- **Given problem**
Below are records to repeat exactly. Omit the pictures from the copy.

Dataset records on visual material

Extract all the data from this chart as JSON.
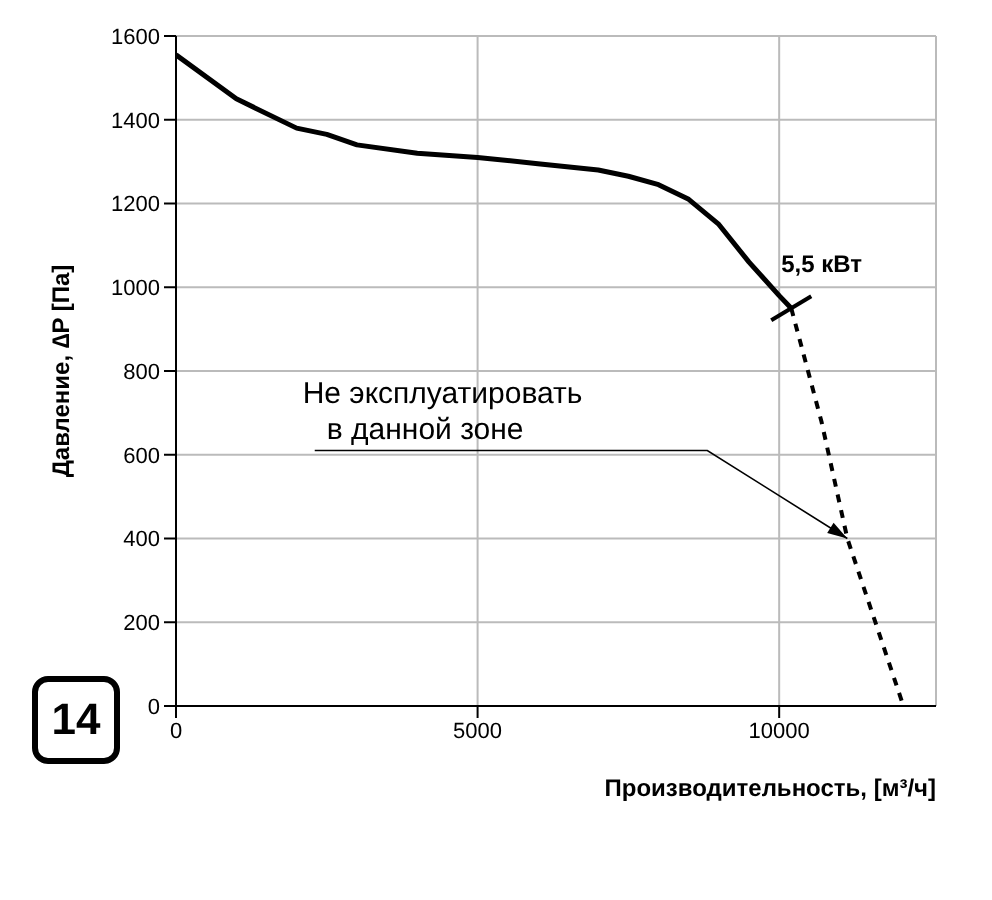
{
  "chart_data": {
    "type": "line",
    "xlabel": "Производительность, [м³/ч]",
    "ylabel": "Давление, ∆P [Па]",
    "series": [
      {
        "color": "#000000",
        "line_style": "solid",
        "x": [
          0,
          1000,
          2000,
          2500,
          3000,
          4000,
          5000,
          6000,
          7000,
          7500,
          8000,
          8500,
          9000,
          9500,
          10000,
          10200
        ],
        "values": [
          1555,
          1450,
          1380,
          1365,
          1340,
          1320,
          1310,
          1295,
          1280,
          1265,
          1245,
          1210,
          1150,
          1060,
          980,
          950
        ]
      },
      {
        "color": "#000000",
        "line_style": "dashed",
        "x": [
          10200,
          10700,
          11130,
          12060
        ],
        "values": [
          950,
          680,
          400,
          0
        ]
      }
    ],
    "xlim": [
      0,
      12600
    ],
    "xticks": [
      0,
      5000,
      10000
    ],
    "ylim": [
      0,
      1600
    ],
    "yticks": [
      0,
      200,
      400,
      600,
      800,
      1000,
      1200,
      1400,
      1600
    ],
    "grid": true,
    "marker": "none",
    "annotations": [
      {
        "text": "5,5 кВт",
        "x": 10200,
        "y": 950
      },
      {
        "text": "Не эксплуатировать в данной зоне",
        "x": 11130,
        "y": 400
      },
      "14"
    ]
  }
}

- **Expected answer**
Extract all the data from this chart as JSON.
{
  "chart_data": {
    "type": "line",
    "xlabel": "Производительность, [м³/ч]",
    "ylabel": "Давление, ∆P [Па]",
    "series": [
      {
        "color": "#000000",
        "line_style": "solid",
        "x": [
          0,
          1000,
          2000,
          2500,
          3000,
          4000,
          5000,
          6000,
          7000,
          7500,
          8000,
          8500,
          9000,
          9500,
          10000,
          10200
        ],
        "values": [
          1555,
          1450,
          1380,
          1365,
          1340,
          1320,
          1310,
          1295,
          1280,
          1265,
          1245,
          1210,
          1150,
          1060,
          980,
          950
        ]
      },
      {
        "color": "#000000",
        "line_style": "dashed",
        "x": [
          10200,
          10700,
          11130,
          12060
        ],
        "values": [
          950,
          680,
          400,
          0
        ]
      }
    ],
    "xlim": [
      0,
      12600
    ],
    "xticks": [
      0,
      5000,
      10000
    ],
    "ylim": [
      0,
      1600
    ],
    "yticks": [
      0,
      200,
      400,
      600,
      800,
      1000,
      1200,
      1400,
      1600
    ],
    "grid": true,
    "marker": "none",
    "annotations": [
      {
        "text": "5,5 кВт",
        "x": 10200,
        "y": 950
      },
      {
        "text": "Не эксплуатировать в данной зоне",
        "x": 11130,
        "y": 400
      },
      "14"
    ]
  }
}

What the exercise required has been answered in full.